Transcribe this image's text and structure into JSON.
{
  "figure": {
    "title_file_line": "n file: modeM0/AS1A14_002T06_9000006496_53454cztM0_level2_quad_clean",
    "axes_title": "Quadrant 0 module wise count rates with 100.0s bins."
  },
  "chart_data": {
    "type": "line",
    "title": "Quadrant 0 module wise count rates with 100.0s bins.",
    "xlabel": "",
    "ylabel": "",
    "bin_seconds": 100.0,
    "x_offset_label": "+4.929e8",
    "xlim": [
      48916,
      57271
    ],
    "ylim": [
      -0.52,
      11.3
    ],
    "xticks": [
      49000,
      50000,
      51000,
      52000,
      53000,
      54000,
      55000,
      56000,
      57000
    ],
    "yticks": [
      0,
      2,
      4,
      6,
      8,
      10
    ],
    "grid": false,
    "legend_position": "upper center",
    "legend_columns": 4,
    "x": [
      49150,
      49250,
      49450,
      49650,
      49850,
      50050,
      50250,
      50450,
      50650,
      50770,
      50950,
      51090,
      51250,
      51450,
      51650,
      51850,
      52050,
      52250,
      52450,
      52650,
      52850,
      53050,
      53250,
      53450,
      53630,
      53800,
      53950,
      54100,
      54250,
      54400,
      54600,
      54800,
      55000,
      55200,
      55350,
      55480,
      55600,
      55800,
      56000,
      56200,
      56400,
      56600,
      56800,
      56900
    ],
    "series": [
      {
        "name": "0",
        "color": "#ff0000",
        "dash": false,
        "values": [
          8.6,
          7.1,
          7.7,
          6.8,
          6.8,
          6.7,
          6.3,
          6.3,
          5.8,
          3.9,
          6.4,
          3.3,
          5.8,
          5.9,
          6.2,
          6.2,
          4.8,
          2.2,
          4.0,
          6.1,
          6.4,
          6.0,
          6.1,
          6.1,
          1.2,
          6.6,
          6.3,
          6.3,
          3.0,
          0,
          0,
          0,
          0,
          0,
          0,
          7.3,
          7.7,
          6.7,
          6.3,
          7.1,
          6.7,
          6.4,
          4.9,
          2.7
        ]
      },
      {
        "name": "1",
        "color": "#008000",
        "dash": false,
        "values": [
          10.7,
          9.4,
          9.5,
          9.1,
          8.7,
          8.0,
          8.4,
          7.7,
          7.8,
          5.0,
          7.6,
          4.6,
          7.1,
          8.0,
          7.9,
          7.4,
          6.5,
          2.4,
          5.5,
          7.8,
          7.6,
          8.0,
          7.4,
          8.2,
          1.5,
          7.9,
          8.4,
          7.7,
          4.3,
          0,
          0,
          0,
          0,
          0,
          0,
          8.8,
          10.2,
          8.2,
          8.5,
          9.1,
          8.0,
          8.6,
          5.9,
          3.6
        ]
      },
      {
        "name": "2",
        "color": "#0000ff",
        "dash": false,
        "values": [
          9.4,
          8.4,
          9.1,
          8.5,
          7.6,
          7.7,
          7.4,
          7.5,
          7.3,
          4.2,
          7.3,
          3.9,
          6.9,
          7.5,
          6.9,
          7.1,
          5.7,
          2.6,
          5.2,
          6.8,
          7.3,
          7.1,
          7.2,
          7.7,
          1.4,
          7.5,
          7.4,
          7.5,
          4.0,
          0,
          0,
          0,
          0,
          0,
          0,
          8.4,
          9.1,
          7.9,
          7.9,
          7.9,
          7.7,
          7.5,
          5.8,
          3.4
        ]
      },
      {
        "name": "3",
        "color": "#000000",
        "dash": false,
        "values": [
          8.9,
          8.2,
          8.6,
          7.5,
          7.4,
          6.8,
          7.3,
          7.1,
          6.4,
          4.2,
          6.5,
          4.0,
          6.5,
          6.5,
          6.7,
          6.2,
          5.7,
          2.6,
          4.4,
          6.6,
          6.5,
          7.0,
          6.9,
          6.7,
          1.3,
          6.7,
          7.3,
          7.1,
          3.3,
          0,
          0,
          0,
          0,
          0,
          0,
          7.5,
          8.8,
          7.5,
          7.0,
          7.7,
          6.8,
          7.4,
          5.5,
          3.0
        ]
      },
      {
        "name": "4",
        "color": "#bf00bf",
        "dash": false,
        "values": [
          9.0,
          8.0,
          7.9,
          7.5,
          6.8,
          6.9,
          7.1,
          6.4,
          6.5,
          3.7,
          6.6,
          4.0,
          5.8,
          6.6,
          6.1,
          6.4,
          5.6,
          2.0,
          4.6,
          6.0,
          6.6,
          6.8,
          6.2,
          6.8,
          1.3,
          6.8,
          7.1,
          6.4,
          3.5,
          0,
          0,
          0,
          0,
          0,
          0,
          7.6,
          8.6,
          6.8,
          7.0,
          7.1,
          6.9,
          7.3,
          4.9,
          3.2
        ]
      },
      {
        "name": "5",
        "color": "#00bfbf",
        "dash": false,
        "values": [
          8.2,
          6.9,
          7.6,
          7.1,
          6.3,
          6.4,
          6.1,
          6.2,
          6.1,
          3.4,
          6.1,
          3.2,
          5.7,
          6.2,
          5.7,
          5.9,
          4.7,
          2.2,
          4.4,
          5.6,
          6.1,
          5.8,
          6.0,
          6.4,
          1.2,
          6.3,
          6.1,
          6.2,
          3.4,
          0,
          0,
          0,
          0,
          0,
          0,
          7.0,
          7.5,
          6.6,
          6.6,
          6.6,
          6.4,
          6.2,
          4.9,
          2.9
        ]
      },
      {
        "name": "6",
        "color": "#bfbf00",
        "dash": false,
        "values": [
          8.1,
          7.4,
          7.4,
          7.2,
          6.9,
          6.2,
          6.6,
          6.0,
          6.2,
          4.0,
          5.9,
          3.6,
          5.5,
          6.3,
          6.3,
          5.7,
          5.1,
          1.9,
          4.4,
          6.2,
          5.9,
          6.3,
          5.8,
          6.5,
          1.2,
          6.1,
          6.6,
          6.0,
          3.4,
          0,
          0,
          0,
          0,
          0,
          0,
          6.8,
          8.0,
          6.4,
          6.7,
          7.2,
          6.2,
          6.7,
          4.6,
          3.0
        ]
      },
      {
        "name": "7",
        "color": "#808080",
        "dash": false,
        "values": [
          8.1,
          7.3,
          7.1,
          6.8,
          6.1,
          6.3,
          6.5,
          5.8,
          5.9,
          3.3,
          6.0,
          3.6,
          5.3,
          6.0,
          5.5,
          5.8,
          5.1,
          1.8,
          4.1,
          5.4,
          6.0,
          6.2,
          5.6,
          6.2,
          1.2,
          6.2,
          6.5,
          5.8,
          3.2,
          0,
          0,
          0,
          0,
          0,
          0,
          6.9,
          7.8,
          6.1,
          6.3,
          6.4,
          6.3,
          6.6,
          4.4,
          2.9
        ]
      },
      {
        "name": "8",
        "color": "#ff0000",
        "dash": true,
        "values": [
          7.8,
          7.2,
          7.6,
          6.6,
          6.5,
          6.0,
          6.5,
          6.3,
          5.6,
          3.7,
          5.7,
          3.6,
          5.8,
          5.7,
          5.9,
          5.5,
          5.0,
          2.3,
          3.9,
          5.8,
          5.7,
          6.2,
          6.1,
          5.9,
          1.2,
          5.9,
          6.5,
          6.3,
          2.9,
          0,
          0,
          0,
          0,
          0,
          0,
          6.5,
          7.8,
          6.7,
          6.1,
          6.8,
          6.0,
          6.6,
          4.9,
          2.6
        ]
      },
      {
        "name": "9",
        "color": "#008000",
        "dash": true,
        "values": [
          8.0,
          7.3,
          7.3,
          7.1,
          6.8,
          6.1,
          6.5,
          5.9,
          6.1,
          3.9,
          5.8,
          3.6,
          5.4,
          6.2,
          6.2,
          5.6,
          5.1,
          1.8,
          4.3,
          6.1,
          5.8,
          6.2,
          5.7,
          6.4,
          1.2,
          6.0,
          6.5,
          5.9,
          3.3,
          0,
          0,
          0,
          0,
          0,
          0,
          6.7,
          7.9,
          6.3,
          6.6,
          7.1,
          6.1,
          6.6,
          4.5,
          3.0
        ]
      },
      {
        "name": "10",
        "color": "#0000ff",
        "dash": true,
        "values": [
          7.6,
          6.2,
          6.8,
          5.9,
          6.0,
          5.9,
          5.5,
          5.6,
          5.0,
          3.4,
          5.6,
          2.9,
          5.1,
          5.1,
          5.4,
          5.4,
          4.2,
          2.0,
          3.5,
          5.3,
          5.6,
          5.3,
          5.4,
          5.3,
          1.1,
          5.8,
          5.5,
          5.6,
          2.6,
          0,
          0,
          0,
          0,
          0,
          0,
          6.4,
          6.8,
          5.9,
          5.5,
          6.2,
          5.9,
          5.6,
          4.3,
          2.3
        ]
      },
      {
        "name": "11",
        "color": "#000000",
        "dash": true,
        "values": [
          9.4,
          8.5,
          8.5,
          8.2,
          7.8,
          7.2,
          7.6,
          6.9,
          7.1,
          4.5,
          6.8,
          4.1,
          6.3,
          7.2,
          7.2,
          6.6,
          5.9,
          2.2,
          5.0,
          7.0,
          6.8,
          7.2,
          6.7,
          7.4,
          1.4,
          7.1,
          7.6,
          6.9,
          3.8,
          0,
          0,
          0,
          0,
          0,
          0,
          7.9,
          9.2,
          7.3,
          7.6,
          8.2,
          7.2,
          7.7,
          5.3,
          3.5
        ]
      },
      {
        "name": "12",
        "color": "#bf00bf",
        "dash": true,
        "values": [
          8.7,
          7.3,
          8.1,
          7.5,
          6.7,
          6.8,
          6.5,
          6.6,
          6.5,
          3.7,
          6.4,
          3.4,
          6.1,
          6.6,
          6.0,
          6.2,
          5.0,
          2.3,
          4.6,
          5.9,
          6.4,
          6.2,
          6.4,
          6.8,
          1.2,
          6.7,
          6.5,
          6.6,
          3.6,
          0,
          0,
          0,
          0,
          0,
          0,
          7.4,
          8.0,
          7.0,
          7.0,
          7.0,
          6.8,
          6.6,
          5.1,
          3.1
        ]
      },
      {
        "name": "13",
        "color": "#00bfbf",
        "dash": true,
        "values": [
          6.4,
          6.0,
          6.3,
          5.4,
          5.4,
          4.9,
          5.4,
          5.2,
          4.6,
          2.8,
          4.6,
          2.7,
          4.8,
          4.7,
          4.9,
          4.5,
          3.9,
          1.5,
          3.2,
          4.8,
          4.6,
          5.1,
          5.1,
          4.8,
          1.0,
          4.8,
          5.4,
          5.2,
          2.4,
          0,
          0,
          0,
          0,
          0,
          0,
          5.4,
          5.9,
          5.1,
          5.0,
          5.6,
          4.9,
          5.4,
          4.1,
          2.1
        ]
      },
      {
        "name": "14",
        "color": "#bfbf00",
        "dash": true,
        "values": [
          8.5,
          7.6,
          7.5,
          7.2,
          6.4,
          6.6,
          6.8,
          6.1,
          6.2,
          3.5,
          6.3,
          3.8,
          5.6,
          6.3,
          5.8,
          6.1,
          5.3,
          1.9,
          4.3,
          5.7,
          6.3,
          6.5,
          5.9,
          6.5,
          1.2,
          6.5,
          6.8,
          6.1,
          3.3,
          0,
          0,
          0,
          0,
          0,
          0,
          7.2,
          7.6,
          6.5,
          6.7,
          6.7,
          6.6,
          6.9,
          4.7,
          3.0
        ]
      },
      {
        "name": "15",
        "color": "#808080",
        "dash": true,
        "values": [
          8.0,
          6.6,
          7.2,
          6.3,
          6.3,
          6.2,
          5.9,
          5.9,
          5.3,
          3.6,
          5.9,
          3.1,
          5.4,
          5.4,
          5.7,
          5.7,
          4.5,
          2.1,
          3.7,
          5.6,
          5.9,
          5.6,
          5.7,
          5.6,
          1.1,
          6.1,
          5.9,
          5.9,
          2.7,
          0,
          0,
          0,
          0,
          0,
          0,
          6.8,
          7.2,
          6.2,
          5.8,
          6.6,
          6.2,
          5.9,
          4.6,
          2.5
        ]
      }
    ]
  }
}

• **Aim of the task**
Note how many lines of the material contain the string "Quadrant". Then report that number by itself.

• **Answer in full**
2